**TASK INSTRUCTIONS**
Filter the listing and keep only the lines with the word "Holding".

— Begin —

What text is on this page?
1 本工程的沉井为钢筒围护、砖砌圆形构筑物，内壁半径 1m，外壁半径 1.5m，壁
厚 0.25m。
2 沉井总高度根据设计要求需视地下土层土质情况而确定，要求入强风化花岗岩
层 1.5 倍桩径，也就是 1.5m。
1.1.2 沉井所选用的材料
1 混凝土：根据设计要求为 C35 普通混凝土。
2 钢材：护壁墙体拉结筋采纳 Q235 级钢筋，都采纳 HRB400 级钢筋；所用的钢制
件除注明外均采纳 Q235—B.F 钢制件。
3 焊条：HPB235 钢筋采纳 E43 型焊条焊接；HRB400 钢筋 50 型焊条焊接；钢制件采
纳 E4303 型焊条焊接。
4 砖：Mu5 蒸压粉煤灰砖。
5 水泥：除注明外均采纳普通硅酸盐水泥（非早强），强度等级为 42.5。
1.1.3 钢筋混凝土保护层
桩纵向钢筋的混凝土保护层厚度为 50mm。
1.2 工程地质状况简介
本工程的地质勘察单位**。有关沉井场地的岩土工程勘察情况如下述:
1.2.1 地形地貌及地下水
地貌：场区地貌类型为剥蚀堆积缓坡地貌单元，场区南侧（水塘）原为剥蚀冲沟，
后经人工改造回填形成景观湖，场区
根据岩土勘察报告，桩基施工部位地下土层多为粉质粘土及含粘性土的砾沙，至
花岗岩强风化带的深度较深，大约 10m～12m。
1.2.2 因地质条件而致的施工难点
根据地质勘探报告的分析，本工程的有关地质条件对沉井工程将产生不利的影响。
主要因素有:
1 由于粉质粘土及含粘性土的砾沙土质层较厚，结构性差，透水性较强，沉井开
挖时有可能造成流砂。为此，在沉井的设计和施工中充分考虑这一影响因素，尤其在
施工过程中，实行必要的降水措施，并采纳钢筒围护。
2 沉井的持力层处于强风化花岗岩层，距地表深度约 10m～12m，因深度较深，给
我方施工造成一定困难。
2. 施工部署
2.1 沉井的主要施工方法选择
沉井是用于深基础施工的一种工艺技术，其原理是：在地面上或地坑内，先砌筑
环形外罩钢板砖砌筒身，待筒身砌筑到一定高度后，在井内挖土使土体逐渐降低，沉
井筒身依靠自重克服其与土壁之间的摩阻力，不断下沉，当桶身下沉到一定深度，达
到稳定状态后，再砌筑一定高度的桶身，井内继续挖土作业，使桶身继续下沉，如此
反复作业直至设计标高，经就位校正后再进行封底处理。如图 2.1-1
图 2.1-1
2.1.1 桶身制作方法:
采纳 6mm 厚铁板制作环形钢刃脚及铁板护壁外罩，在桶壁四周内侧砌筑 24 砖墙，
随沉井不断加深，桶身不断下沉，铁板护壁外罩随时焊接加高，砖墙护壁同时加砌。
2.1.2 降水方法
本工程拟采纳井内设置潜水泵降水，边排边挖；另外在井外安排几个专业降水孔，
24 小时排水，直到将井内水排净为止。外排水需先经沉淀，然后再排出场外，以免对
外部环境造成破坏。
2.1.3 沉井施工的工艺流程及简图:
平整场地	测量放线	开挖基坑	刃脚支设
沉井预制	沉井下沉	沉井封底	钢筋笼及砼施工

— End —
— Begin —

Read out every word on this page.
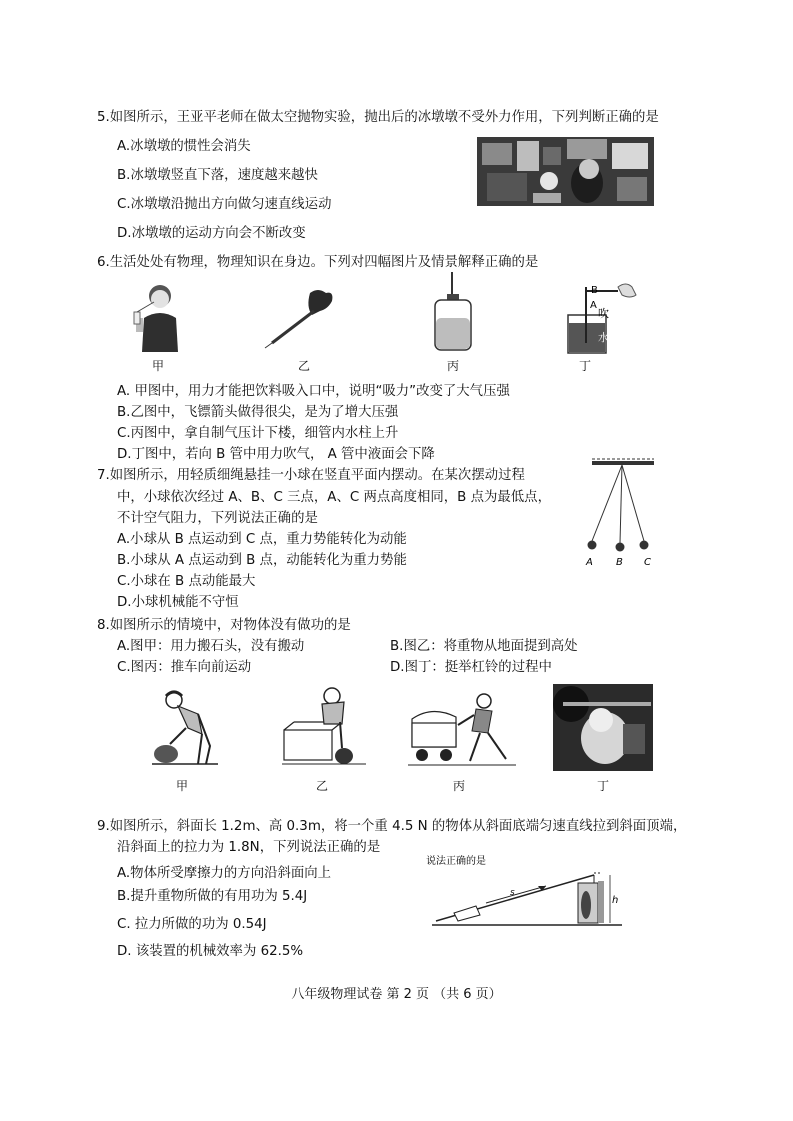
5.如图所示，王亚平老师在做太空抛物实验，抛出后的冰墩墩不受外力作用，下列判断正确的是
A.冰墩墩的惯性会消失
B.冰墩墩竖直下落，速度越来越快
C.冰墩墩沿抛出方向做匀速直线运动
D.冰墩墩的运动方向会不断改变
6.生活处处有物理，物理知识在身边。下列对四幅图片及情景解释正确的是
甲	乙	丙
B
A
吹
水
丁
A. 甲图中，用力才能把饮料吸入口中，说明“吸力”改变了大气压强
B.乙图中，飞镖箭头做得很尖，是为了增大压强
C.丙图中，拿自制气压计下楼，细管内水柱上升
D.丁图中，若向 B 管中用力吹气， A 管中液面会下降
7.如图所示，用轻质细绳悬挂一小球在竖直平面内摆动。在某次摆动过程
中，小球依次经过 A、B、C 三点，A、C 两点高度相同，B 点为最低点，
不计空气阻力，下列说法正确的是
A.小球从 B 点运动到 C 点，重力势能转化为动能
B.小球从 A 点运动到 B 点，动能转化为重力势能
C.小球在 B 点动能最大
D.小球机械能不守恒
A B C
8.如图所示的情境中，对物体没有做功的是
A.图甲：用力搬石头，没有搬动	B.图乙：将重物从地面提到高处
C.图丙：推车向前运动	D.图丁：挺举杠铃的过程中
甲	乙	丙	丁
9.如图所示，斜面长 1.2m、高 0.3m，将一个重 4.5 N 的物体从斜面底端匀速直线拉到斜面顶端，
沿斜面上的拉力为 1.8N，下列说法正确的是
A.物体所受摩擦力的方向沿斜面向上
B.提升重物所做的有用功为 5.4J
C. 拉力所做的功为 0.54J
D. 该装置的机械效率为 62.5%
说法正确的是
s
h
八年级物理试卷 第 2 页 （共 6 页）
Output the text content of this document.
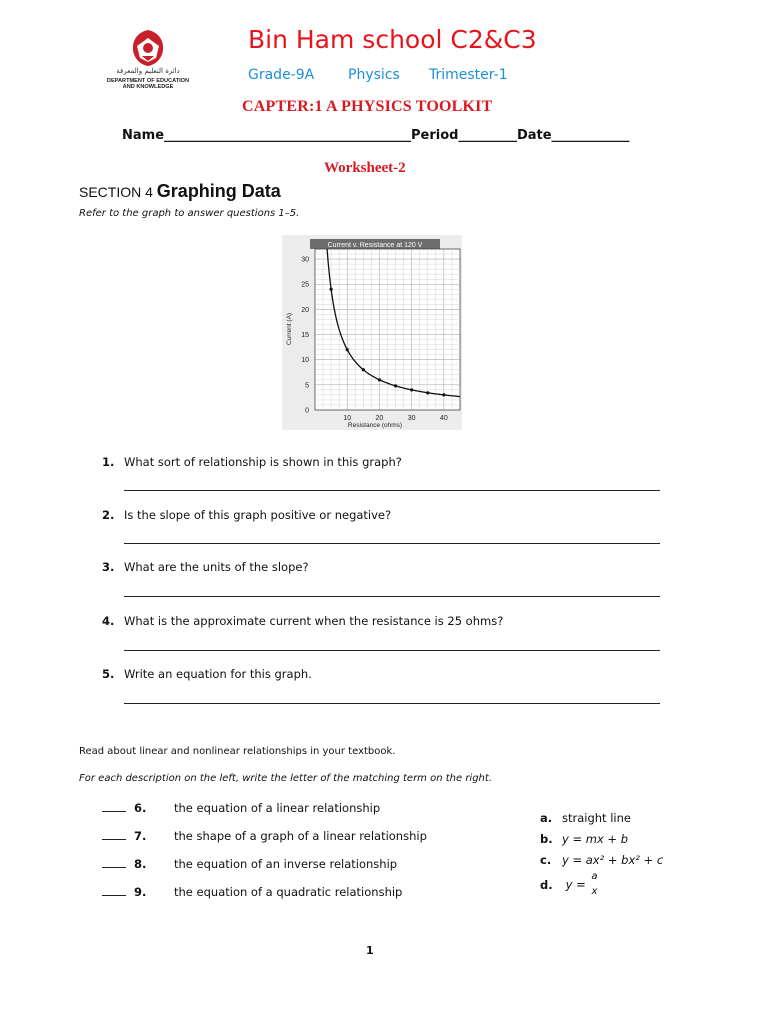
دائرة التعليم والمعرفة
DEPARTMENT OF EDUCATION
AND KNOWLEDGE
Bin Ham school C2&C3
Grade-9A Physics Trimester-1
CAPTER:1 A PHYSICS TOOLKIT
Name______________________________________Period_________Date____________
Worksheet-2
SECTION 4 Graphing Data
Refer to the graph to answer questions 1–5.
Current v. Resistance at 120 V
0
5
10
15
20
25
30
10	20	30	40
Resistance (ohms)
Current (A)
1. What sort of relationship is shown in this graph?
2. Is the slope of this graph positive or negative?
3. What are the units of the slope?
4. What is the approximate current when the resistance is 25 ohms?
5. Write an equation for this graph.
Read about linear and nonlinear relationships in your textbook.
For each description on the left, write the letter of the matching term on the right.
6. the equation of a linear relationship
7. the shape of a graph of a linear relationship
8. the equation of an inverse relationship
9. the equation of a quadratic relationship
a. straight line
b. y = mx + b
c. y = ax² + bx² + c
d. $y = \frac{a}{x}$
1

— End —
— Begin —

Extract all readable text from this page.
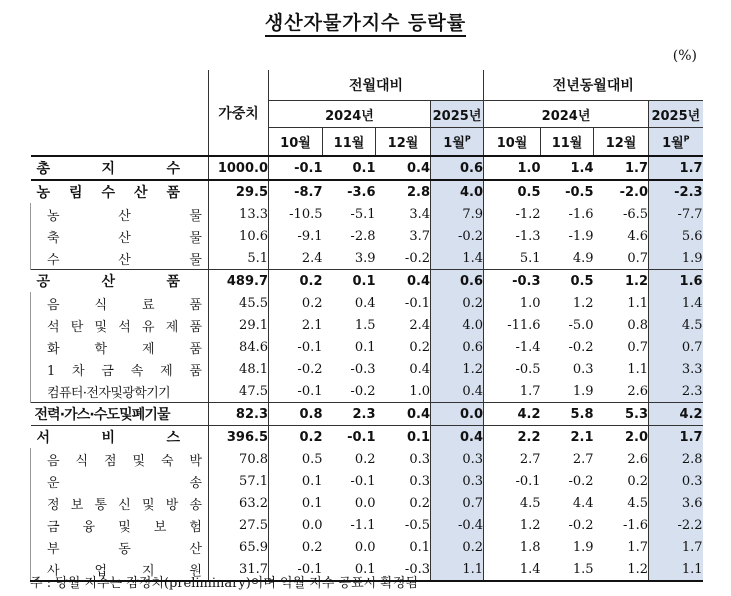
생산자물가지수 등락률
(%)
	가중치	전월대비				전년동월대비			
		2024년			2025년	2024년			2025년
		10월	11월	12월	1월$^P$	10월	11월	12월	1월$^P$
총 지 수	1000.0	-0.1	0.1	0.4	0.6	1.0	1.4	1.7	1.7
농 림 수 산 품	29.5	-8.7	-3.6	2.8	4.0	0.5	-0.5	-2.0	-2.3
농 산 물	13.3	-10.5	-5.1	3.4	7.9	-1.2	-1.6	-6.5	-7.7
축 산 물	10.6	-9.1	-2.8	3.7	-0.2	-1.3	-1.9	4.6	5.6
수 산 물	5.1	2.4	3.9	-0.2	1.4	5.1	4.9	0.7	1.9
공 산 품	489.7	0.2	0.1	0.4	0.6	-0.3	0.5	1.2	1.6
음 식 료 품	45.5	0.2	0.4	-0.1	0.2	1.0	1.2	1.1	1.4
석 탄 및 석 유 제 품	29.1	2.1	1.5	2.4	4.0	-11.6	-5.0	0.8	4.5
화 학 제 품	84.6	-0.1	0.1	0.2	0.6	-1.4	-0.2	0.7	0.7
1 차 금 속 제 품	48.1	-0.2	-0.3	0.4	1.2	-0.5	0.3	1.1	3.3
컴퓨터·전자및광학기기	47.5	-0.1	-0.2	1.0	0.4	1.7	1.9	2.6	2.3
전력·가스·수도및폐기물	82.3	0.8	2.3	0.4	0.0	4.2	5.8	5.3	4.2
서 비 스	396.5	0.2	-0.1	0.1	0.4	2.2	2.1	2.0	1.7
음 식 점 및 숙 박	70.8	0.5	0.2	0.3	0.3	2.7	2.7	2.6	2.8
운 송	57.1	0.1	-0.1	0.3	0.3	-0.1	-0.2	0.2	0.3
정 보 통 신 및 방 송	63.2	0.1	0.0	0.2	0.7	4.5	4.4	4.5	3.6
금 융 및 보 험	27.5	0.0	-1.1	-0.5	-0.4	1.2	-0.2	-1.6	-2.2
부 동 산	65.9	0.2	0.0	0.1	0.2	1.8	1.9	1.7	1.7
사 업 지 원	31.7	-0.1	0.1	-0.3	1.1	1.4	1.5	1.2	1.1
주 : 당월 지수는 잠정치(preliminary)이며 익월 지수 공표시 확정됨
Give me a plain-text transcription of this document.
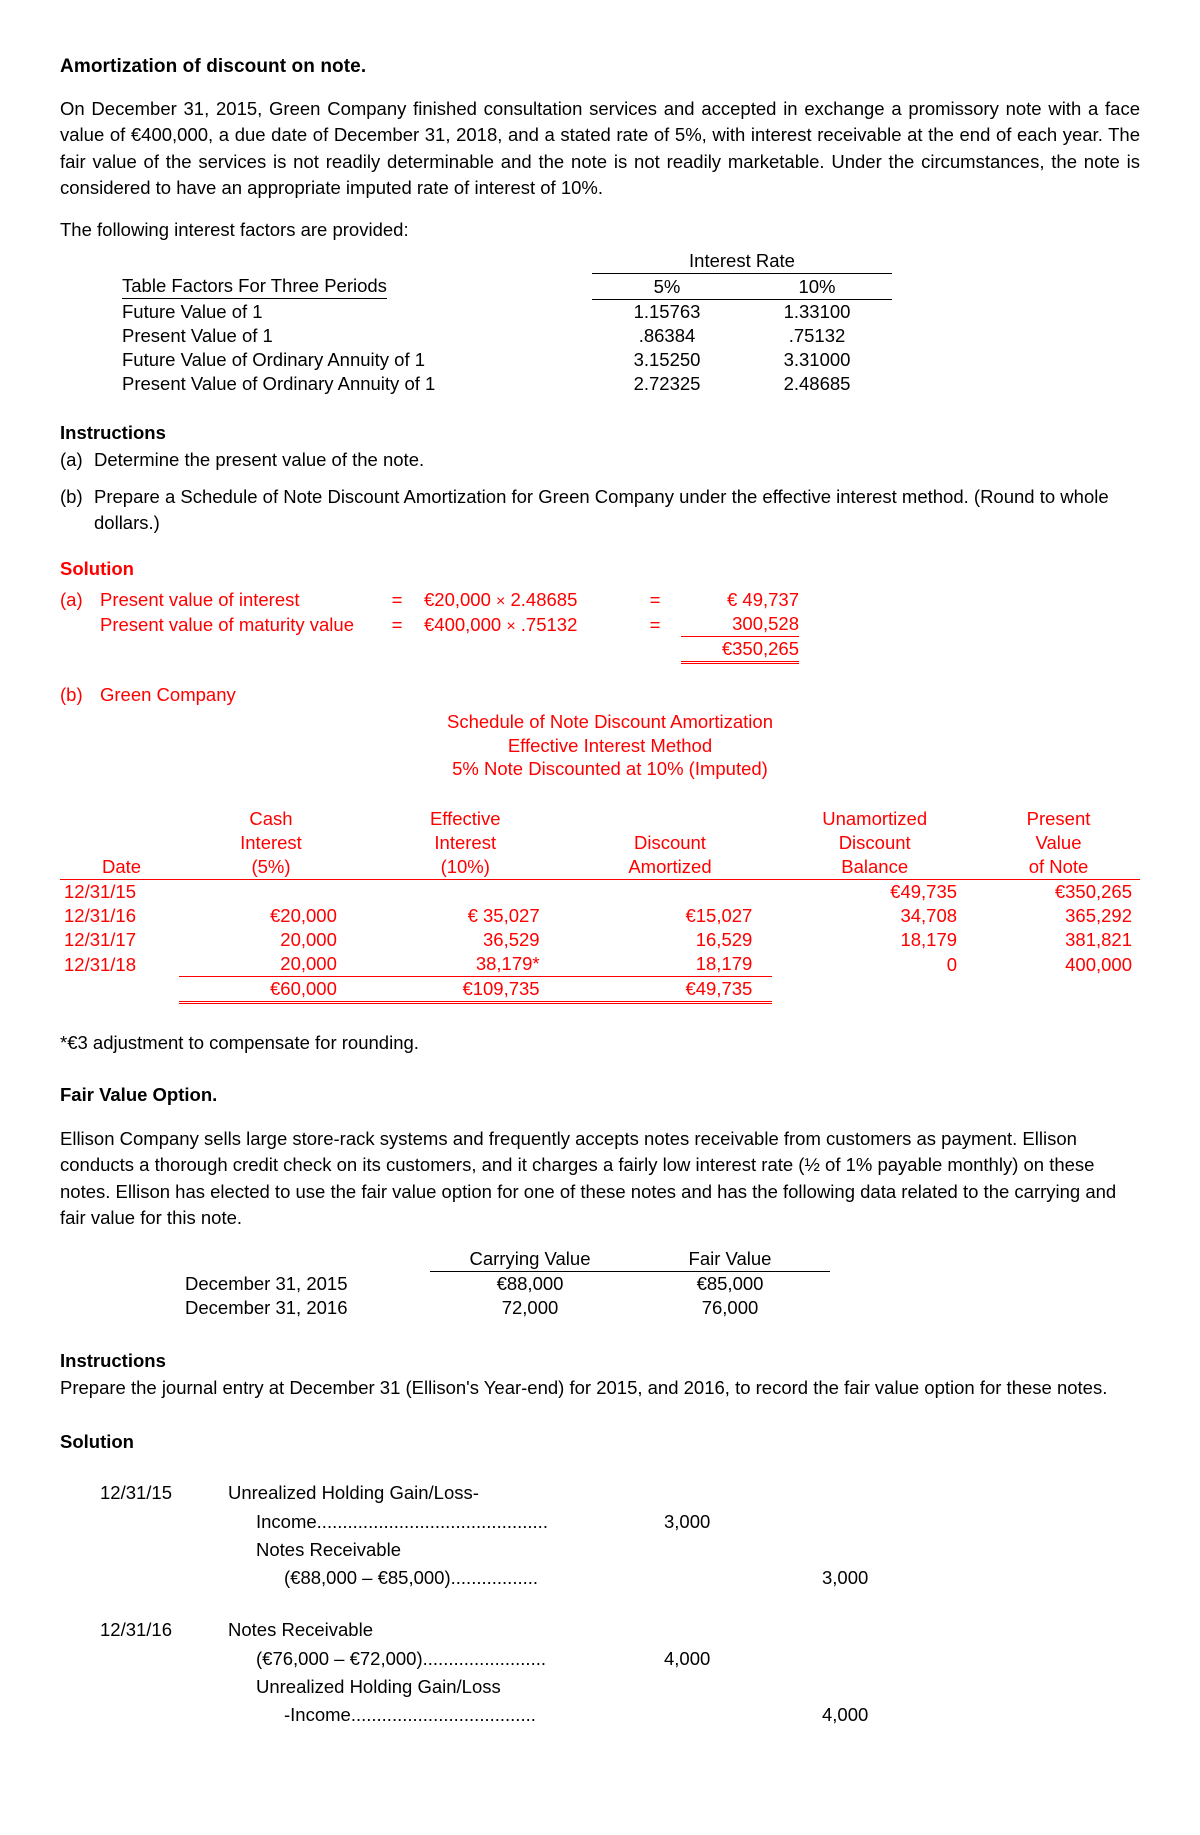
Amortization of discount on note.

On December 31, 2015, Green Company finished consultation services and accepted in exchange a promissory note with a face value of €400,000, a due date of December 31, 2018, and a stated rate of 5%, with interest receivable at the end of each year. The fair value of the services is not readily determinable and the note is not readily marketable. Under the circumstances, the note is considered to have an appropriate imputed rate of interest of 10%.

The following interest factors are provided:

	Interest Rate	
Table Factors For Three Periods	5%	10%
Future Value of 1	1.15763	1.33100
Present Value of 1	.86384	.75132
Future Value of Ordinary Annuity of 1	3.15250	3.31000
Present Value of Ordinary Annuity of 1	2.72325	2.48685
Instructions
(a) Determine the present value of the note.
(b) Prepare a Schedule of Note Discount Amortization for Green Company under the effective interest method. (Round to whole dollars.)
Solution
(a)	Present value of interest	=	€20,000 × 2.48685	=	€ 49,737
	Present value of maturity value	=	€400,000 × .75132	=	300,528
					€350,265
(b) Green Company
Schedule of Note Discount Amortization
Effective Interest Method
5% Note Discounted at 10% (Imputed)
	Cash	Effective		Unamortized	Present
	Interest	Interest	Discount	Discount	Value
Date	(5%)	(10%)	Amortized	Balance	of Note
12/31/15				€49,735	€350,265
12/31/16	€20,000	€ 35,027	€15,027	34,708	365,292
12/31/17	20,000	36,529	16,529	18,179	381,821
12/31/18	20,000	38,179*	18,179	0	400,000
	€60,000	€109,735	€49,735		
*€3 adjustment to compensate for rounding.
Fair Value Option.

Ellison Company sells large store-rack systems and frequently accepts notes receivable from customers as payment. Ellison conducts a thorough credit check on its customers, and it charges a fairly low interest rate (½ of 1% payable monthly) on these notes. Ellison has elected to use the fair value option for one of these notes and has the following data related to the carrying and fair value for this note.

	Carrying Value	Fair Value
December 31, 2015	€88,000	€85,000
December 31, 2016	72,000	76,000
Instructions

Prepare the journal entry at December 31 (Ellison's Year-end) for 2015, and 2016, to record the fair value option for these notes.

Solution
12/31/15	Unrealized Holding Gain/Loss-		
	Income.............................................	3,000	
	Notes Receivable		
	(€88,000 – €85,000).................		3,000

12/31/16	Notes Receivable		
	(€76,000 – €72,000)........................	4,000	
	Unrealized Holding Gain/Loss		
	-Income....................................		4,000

— End —

**ANSWER TO THIS PROBLEM**
12/31/15	Unrealized Holding Gain/Loss-		
	Unrealized Holding Gain/Loss		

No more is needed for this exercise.